Problem statement:
Locate each line of the material that contains "JSON", then return it.

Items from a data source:
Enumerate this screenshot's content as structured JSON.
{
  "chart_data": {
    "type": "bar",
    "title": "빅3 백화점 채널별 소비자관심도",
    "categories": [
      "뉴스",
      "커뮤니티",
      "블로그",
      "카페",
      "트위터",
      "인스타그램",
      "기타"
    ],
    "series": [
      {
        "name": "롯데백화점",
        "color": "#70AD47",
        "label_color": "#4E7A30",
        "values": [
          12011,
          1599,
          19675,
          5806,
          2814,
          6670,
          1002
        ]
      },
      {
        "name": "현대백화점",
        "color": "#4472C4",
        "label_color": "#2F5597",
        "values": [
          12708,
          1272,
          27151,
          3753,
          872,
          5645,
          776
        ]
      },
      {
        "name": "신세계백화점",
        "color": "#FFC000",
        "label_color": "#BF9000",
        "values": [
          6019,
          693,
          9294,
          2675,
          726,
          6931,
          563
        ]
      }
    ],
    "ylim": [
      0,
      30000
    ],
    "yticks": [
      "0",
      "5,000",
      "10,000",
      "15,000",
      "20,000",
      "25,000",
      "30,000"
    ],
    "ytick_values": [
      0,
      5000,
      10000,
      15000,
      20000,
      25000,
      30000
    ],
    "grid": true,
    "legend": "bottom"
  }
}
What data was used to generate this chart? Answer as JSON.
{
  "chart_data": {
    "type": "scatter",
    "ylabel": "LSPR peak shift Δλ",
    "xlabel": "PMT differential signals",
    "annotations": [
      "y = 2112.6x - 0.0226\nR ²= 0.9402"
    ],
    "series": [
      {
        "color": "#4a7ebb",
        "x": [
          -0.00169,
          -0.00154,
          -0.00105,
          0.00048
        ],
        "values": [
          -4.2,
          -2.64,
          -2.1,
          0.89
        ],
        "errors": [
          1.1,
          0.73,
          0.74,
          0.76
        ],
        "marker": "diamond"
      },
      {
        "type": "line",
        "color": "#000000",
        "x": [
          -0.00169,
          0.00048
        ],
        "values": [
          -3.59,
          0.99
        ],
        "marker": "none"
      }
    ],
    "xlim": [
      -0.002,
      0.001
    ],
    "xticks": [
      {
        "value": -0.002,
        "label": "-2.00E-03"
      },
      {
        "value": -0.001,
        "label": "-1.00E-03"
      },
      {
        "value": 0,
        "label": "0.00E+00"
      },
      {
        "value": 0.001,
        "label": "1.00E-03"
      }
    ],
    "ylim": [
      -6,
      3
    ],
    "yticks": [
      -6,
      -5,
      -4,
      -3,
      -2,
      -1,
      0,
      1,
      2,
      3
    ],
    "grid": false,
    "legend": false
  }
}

Solved exercise:
Enumerate this screenshot's content as structured JSON.
What data was used to generate this chart? Answer as JSON.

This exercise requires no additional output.